_AIM_
Scan the data below. Pull out each line where "fishing" occurs.

= = =

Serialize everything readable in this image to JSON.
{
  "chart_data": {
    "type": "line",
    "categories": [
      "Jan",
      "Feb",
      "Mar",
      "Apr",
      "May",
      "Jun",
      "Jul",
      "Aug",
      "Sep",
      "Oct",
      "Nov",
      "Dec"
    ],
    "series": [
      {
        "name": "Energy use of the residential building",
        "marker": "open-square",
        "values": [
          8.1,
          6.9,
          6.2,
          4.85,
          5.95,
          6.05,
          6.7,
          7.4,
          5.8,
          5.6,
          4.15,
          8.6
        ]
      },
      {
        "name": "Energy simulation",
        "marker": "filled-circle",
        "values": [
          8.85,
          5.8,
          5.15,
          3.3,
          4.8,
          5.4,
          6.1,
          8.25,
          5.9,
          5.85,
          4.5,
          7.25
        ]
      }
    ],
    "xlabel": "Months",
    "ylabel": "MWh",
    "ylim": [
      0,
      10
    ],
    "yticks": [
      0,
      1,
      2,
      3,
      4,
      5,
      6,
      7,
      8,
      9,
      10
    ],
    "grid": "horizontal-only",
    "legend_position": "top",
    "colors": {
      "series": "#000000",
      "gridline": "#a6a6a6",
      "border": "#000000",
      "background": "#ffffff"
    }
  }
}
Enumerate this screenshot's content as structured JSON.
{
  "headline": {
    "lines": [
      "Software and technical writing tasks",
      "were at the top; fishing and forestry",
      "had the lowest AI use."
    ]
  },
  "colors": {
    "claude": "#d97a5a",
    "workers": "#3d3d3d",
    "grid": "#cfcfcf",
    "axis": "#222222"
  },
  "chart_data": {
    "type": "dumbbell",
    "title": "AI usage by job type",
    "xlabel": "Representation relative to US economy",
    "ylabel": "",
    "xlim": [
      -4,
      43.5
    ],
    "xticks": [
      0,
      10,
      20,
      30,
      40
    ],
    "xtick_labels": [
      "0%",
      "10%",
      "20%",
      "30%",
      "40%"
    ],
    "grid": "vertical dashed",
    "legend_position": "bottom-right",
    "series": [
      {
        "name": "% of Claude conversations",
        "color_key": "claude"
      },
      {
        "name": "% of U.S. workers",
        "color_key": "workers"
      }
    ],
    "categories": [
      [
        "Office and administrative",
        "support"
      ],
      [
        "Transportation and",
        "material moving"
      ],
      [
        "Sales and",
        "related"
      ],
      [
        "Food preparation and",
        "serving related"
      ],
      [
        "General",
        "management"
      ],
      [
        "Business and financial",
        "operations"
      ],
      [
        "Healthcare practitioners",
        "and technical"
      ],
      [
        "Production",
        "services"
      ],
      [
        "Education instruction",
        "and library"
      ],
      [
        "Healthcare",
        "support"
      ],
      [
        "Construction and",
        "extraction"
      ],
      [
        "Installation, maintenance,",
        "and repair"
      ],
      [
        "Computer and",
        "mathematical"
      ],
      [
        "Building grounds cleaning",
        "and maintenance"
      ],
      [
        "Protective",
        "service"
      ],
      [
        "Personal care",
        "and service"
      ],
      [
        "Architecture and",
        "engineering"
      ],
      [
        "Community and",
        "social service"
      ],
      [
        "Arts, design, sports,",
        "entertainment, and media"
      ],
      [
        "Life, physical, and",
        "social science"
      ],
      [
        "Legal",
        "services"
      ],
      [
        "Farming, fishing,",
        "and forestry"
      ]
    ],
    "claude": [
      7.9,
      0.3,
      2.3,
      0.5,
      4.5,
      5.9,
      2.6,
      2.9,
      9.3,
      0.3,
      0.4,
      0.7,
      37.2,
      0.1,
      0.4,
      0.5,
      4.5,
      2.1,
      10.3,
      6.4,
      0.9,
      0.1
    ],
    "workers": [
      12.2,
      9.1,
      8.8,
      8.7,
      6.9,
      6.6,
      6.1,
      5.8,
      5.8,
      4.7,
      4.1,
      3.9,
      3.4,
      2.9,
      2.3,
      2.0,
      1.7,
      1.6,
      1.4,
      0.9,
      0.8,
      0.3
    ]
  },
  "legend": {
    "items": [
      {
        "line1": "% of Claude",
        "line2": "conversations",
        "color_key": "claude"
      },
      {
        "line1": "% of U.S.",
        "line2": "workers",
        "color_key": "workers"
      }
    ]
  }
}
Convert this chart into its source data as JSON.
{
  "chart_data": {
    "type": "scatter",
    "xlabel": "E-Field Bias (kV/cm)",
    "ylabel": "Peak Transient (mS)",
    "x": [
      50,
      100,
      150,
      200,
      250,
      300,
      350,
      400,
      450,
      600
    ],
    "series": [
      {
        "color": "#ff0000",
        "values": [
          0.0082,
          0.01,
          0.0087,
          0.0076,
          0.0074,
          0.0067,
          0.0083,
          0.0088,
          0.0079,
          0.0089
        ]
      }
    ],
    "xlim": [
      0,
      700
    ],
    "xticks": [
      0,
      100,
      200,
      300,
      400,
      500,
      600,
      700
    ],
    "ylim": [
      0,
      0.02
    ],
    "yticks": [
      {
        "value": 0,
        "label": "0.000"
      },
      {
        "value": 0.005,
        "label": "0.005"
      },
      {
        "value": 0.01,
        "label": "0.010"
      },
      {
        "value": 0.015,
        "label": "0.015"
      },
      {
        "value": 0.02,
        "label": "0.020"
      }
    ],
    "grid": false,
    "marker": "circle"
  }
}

= = =

_RESPONSE_
      "were at the top; fishing and forestry",
        "Farming, fishing,",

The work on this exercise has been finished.